Perguntas »
• A. No texto sobre o filme de Chabrol, com quem Sophie se casa?
• B. Repita o trecho do texto sobre o filme de Chabrol que vai de "O universo de" até "o pus jorra.".

Texto fornecido »
================

Nada demais, não fosse essa a estrutura criada por Chabrol para espelhar a vida dessas pessoas. Cada uma delas, à sua maneira está tomada por fraquezas e ambições, mesmo que seja apenas a de casar, como o faz Sophie com Jacky (Eric Seigne), primo de Senta. Mas configura-se também na esperteza do cinqüentão Gerard Courtois (Bernard Lê Coq), por quem Christine está apaixonada, a ponto de presenteá-lo com o bem mais precioso que havia lhe deixado o ex-marido.Ou na faceta incestuosa de Philippe, que acaricia, sonha e dorme com o busto da mãe, roubado de Courtois sem que ela saiba.              
           
O universo de cada um desses personagens é adverso, vai sendo revelado aos poucos, com os fios ligados a Senta e Philippe. Chama a atenção que esse universo não se estende para além deles. Chabrol não deixa antever o que eles escondem. Quando o faz é através da televisão, é ela que entra nas casas e põe a nu as doenças da pequena cidade. Ali tudo é bonito, bem cuidado, pintado, igual à mansão de Gerard Courtois. Os cadáveres vão se amontoando para choque das famílias, que não percebem o que elas próprias gestam. Estão, pelo que sentem, ao abrigo, à segurança do lar. As escapadas de Philippe não contam para Christine. Só os desvios e sumiços de dinheiro provocados por Patrícia a incomodam. Mas são tratados como casos comuns, coisas de jovens. Quando o cerco se aperta, todos pulam. É quando Chabrol espeta a ferida e o pus jorra.
            
A maneira como o faz, vale mais do que os discursos de seus parceiros da Nouvelle Vague (Nova Onda). E atinge com maior contundência a consciência do espectador. A frase que o mendigo, odiado por Senta, solta ao reencontrar Philippe dá o tom do filme e da etapa histórica em que vivemos. ″Estou afundando como todo mundo″, diz em frase não literal. É a forma de Chabrol atestar o que mostra em seus filmes, sem o discurso, o panfleto. O espectador fica chocado com o que pode produzir a aparente normalidade. São violências praticadas por ″pessoas normais″, sem razão aparente, apenas para que o outro confirme seu amor. A vida do outro já não conta, fato tão comum nas grandes cidades, onde sair para o trabalho pode ser tão perigoso quanto atravessar um grande parque em plena madrugada.
            
Descobrimos assim que a modernidade tão apregoada como símbolo da civilidade é uma vertente não declarada da barbárie. ″O grande dilema da modernidade está situado justamente no elemento mais original da guinada moderna: o self. A modernidade é criticada por enfatizar unilateralmente o domínio da subjetividade transcendental. O resultado é que a modernidade acabou presa ao abismo intransponível entre o sujeito e o objeto, entre o cogito e o mundo. Para Hegel, este dualismo é um dos sinais mais evidentes do fracasso do projeto moderno. O grande paradoxo é que a história da subjetividade moderna só pode ser traçada se implicar a histórica da morte ou ″desconstrução″ do sujeito″, nos diz o professor José Carlos Aguiar de Souza, em seu artigo Autonomia da Razão(2).

================

[Dados de análise de layout de documentos]
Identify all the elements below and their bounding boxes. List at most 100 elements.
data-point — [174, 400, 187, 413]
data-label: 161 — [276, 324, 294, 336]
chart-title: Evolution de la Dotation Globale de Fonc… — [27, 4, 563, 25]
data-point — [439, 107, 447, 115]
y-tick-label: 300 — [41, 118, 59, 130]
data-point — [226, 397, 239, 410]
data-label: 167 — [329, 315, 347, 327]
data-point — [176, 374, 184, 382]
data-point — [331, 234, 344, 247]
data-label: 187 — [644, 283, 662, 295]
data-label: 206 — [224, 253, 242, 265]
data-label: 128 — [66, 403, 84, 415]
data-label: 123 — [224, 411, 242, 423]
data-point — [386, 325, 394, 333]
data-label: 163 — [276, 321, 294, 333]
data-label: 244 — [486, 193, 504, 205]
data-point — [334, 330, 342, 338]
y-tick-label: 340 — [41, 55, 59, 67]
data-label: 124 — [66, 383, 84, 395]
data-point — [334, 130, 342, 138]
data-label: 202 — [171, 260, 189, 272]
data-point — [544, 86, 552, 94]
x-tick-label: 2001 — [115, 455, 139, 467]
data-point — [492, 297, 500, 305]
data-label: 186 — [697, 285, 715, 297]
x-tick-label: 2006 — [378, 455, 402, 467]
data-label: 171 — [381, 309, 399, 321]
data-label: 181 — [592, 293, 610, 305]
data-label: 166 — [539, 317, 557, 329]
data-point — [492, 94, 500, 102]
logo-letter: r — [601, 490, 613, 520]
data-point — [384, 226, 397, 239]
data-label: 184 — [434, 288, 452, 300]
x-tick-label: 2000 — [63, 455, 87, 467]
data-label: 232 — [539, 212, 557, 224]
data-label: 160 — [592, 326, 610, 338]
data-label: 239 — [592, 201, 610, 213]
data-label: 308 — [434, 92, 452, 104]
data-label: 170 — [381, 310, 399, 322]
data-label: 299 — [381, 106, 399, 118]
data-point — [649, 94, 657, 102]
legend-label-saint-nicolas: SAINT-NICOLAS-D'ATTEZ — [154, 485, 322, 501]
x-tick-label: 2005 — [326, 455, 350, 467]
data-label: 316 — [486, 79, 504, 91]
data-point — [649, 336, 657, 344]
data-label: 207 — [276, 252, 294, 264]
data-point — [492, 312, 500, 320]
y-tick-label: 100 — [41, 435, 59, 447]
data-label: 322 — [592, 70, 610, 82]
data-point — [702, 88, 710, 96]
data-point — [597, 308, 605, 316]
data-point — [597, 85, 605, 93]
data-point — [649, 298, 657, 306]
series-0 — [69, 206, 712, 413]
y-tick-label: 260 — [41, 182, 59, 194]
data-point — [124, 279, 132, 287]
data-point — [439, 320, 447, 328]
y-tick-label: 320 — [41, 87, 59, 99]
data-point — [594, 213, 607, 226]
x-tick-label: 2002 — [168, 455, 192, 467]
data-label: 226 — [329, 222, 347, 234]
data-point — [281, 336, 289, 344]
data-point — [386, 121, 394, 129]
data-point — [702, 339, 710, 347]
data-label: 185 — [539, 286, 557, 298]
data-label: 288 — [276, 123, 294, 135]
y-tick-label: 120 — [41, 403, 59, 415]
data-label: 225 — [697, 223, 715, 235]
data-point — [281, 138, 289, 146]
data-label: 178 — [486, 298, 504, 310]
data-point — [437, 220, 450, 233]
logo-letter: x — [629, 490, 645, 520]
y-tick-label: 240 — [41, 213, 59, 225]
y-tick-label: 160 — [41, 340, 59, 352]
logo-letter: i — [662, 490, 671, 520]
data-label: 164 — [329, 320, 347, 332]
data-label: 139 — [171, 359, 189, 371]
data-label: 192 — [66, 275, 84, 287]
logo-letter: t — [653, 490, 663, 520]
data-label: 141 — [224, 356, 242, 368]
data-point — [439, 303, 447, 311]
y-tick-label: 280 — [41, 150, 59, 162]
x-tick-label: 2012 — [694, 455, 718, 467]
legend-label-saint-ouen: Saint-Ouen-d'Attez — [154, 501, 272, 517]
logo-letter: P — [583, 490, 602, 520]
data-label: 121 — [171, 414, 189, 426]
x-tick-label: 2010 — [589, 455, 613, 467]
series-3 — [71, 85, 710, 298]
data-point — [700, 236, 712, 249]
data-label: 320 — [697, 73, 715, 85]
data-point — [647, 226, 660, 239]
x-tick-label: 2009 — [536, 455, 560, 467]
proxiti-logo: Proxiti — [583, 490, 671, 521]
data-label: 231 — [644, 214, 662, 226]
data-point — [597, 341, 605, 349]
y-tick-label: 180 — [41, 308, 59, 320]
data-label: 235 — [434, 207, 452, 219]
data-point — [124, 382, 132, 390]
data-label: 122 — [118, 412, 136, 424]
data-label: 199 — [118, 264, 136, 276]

================

Soluções das tarefas »
• A. Com Jacky (Eric Seigne), primo de Senta.

• B.
O universo de cada um desses personagens é adverso, vai sendo revelado aos poucos, com os fios ligados a Senta e Philippe. Chama a atenção que esse universo não se estende para além deles. Chabrol não deixa antever o que eles escondem. Quando o faz é através da televisão, é ela que entra nas casas e põe a nu as doenças da pequena cidade. Ali tudo é bonito, bem cuidado, pintado, igual à mansão de Gerard Courtois. Os cadáveres vão se amontoando para choque das famílias, que não percebem o que elas próprias gestam. Estão, pelo que sentem, ao abrigo, à segurança do lar. As escapadas de Philippe não contam para Christine. Só os desvios e sumiços de dinheiro provocados por Patrícia a incomodam. Mas são tratados como casos comuns, coisas de jovens. Quando o cerco se aperta, todos pulam. É quando Chabrol espeta a ferida e o pus jorra.